Repeat the listing in full, exactly as it stands.

## Stored items
◆ ◆ ◆ ◆ ◆ ◆ ◆
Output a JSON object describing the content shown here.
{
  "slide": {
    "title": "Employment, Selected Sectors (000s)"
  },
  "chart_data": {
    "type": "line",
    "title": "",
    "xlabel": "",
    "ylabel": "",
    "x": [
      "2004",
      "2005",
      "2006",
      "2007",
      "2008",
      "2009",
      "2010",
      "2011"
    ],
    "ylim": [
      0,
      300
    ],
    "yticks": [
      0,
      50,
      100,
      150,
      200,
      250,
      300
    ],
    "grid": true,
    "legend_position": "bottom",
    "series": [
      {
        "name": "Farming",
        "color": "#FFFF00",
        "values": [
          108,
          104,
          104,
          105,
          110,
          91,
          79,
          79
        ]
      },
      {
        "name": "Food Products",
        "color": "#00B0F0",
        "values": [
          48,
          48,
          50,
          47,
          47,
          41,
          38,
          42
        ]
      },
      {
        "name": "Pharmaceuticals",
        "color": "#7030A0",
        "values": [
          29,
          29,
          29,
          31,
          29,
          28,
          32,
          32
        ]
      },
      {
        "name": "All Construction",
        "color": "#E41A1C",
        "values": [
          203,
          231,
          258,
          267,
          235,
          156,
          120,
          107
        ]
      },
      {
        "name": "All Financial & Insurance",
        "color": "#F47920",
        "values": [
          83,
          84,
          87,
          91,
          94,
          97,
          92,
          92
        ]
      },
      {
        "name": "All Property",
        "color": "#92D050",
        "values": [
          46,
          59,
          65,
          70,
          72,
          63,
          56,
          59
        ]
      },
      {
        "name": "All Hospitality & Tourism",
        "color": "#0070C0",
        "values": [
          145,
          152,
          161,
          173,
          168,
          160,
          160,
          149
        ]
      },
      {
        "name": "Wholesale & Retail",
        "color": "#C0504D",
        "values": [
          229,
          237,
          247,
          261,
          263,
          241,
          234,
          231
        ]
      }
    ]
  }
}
◆ ◆ ◆ ◆ ◆ ◆ ◆
## WRITTEN SOLUTION
Output a JSON object describing the content shown here.
{
  "slide": {
    "title": "Employment, Selected Sectors (000s)"
  },
  "chart_data": {
    "type": "line",
    "title": "",
    "xlabel": "",
    "ylabel": "",
    "x": [
      "2004",
      "2005",
      "2006",
      "2007",
      "2008",
      "2009",
      "2010",
      "2011"
    ],
    "ylim": [
      0,
      300
    ],
    "yticks": [
      0,
      50,
      100,
      150,
      200,
      250,
      300
    ],
    "grid": true,
    "legend_position": "bottom",
    "series": [
      {
        "name": "Farming",
        "color": "#FFFF00",
        "values": [
          108,
          104,
          104,
          105,
          110,
          91,
          79,
          79
        ]
      },
      {
        "name": "Food Products",
        "color": "#00B0F0",
        "values": [
          48,
          48,
          50,
          47,
          47,
          41,
          38,
          42
        ]
      },
      {
        "name": "Pharmaceuticals",
        "color": "#7030A0",
        "values": [
          29,
          29,
          29,
          31,
          29,
          28,
          32,
          32
        ]
      },
      {
        "name": "All Construction",
        "color": "#E41A1C",
        "values": [
          203,
          231,
          258,
          267,
          235,
          156,
          120,
          107
        ]
      },
      {
        "name": "All Financial & Insurance",
        "color": "#F47920",
        "values": [
          83,
          84,
          87,
          91,
          94,
          97,
          92,
          92
        ]
      },
      {
        "name": "All Property",
        "color": "#92D050",
        "values": [
          46,
          59,
          65,
          70,
          72,
          63,
          56,
          59
        ]
      },
      {
        "name": "All Hospitality & Tourism",
        "color": "#0070C0",
        "values": [
          145,
          152,
          161,
          173,
          168,
          160,
          160,
          149
        ]
      },
      {
        "name": "Wholesale & Retail",
        "color": "#C0504D",
        "values": [
          229,
          237,
          247,
          261,
          263,
          241,
          234,
          231
        ]
      }
    ]
  }
}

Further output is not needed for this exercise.